Which lines in the material below contain the word "文段并未提及"? Copy each of them.

++++ GIVEN RECORDS ++++

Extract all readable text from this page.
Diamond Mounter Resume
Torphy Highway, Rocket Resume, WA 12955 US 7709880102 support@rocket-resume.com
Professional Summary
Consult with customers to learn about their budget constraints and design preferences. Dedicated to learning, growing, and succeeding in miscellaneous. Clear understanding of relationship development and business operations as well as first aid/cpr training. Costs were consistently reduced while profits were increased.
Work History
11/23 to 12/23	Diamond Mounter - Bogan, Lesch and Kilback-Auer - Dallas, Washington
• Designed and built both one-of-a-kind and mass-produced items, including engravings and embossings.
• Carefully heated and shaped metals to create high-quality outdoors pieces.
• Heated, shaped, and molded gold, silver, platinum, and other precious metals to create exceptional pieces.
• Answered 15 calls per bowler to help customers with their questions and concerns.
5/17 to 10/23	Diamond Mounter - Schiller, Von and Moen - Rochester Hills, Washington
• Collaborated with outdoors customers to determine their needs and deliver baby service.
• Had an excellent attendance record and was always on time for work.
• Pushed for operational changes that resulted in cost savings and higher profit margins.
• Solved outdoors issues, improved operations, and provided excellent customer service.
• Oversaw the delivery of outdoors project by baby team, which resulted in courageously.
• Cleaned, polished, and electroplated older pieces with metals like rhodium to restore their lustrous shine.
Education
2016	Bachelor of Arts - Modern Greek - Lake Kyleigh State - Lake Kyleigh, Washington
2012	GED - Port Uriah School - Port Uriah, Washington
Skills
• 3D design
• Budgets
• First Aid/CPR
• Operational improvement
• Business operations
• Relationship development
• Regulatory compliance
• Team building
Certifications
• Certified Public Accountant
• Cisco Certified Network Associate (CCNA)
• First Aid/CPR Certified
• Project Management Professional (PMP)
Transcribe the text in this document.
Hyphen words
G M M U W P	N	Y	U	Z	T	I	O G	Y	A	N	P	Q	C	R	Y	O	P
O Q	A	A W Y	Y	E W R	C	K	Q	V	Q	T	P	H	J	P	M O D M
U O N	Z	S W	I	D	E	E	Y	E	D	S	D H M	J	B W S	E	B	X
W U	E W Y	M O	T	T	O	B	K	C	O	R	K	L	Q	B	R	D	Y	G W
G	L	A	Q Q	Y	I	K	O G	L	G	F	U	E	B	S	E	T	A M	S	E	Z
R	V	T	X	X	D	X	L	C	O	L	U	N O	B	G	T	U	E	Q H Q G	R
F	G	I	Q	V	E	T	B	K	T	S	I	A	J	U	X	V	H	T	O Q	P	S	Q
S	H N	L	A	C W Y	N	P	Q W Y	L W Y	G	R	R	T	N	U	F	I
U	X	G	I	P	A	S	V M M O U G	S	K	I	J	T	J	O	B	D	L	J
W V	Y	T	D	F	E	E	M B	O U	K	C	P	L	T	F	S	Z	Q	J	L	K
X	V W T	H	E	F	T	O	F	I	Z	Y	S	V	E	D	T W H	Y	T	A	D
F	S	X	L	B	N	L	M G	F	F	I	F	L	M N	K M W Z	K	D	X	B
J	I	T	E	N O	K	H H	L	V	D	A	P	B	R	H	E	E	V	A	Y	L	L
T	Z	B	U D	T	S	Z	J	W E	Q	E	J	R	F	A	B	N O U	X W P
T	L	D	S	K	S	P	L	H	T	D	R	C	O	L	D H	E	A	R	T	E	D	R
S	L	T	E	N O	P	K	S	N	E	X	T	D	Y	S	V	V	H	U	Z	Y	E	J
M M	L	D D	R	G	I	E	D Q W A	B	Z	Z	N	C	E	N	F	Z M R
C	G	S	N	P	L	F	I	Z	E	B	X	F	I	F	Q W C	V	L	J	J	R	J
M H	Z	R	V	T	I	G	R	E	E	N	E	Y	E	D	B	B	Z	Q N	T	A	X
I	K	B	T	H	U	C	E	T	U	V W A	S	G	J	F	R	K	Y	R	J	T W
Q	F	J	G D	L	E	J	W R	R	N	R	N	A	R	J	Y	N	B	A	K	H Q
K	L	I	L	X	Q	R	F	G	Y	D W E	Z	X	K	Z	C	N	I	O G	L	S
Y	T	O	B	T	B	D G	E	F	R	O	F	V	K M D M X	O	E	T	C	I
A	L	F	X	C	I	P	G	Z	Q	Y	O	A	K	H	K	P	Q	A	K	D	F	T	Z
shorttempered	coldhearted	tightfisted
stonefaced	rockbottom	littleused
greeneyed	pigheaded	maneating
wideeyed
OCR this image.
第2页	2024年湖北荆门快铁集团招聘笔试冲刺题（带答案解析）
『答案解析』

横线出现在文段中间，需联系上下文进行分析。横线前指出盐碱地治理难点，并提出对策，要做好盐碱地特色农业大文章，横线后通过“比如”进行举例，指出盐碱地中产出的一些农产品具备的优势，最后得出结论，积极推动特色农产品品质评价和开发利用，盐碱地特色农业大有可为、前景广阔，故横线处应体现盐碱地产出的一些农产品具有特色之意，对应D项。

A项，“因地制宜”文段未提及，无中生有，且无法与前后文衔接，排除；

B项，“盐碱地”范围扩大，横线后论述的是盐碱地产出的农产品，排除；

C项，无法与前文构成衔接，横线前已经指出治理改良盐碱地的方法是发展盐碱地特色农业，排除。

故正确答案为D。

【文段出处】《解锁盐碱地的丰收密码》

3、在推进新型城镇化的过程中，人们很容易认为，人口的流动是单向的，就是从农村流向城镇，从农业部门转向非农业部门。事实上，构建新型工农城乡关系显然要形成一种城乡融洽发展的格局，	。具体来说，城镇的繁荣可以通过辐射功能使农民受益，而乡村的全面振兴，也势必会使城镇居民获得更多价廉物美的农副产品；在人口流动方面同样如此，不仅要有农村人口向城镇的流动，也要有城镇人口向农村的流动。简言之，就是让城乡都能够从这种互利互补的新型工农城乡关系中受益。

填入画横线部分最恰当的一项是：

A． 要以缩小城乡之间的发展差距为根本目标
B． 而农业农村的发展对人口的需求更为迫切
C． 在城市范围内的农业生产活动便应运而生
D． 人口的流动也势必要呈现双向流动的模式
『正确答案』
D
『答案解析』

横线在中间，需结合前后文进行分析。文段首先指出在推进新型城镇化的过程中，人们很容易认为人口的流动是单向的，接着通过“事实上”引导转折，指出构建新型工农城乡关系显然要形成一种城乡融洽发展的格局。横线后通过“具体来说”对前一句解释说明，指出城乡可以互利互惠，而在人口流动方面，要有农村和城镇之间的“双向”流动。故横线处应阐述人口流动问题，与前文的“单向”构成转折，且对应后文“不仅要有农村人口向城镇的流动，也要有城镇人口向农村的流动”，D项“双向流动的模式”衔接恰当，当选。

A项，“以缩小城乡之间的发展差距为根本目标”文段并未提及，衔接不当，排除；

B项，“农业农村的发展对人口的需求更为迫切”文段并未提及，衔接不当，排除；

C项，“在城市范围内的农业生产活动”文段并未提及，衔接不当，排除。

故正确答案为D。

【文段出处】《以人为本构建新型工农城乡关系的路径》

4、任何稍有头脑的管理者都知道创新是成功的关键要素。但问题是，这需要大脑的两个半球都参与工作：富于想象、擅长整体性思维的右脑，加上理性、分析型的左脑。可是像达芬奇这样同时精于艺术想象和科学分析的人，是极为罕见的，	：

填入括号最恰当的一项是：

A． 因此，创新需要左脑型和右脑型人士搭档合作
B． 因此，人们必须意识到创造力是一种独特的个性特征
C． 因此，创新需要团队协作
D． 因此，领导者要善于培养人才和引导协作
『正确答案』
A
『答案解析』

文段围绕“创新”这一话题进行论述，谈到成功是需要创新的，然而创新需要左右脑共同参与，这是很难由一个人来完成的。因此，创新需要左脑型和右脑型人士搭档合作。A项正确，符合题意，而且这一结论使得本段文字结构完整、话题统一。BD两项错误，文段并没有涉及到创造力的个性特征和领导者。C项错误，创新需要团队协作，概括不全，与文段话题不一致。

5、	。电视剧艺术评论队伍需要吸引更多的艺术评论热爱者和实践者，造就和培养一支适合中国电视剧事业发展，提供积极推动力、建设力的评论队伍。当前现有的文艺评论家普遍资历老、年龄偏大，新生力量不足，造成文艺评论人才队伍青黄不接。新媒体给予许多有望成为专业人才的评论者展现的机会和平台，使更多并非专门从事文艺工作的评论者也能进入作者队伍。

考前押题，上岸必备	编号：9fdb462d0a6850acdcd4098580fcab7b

++++

RESULT OF THIS TASK -
A项，“以缩小城乡之间的发展差距为根本目标”文段并未提及，衔接不当，排除；
B项，“农业农村的发展对人口的需求更为迫切”文段并未提及，衔接不当，排除；
C项，“在城市范围内的农业生产活动”文段并未提及，衔接不当，排除。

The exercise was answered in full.